● Data for processing:
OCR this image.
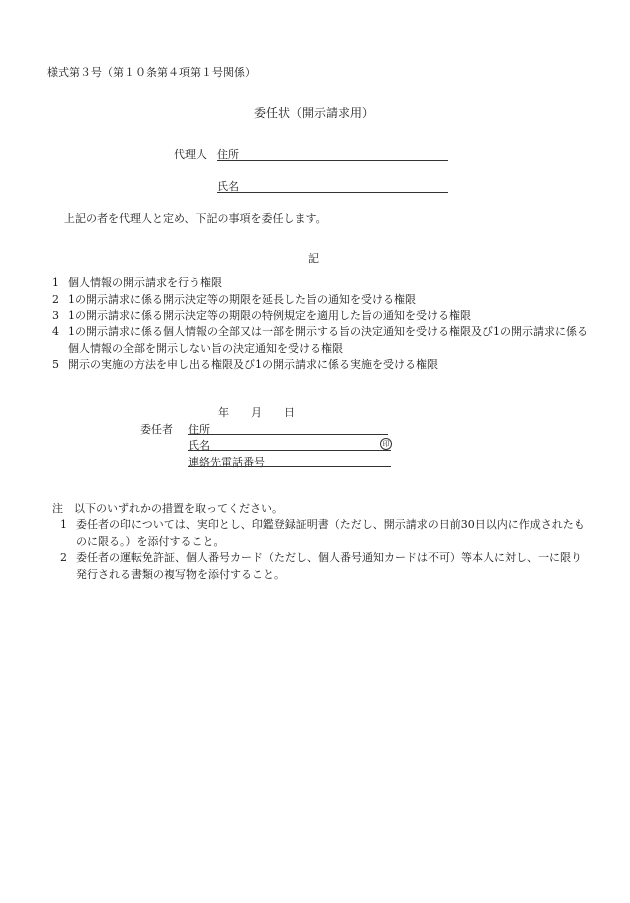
様式第３号（第１０条第４項第１号関係）
委任状（開示請求用）
代理人 住所
氏名
上記の者を代理人と定め、下記の事項を委任します。
記
1 個人情報の開示請求を行う権限
2 1の開示請求に係る開示決定等の期限を延長した旨の通知を受ける権限
3 1の開示請求に係る開示決定等の期限の特例規定を適用した旨の通知を受ける権限
4 1の開示請求に係る個人情報の全部又は一部を開示する旨の決定通知を受ける権限及び1の開示請求に係る個人情報の全部を開示しない旨の決定通知を受ける権限
5 開示の実施の方法を申し出る権限及び1の開示請求に係る実施を受ける権限
年　　月　　日
委任者 住所
氏名	印
連絡先電話番号
注　以下のいずれかの措置を取ってください。
1 委任者の印については、実印とし、印鑑登録証明書（ただし、開示請求の日前30日以内に作成されたものに限る。）を添付すること。
2 委任者の運転免許証、個人番号カード（ただし、個人番号通知カードは不可）等本人に対し、一に限り発行される書類の複写物を添付すること。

● Problem requirements: Drop the images and repeat the data exactly.

● The output:
OCR this image.
様式第３号（第１０条第４項第１号関係）
委任状（開示請求用）
代理人 住所
氏名
上記の者を代理人と定め、下記の事項を委任します。
記
1 個人情報の開示請求を行う権限
2 1の開示請求に係る開示決定等の期限を延長した旨の通知を受ける権限
3 1の開示請求に係る開示決定等の期限の特例規定を適用した旨の通知を受ける権限
4 1の開示請求に係る個人情報の全部又は一部を開示する旨の決定通知を受ける権限及び1の開示請求に係る個人情報の全部を開示しない旨の決定通知を受ける権限
5 開示の実施の方法を申し出る権限及び1の開示請求に係る実施を受ける権限
年　　月　　日
委任者 住所
氏名	印
連絡先電話番号
注　以下のいずれかの措置を取ってください。
1 委任者の印については、実印とし、印鑑登録証明書（ただし、開示請求の日前30日以内に作成されたものに限る。）を添付すること。
2 委任者の運転免許証、個人番号カード（ただし、個人番号通知カードは不可）等本人に対し、一に限り発行される書類の複写物を添付すること。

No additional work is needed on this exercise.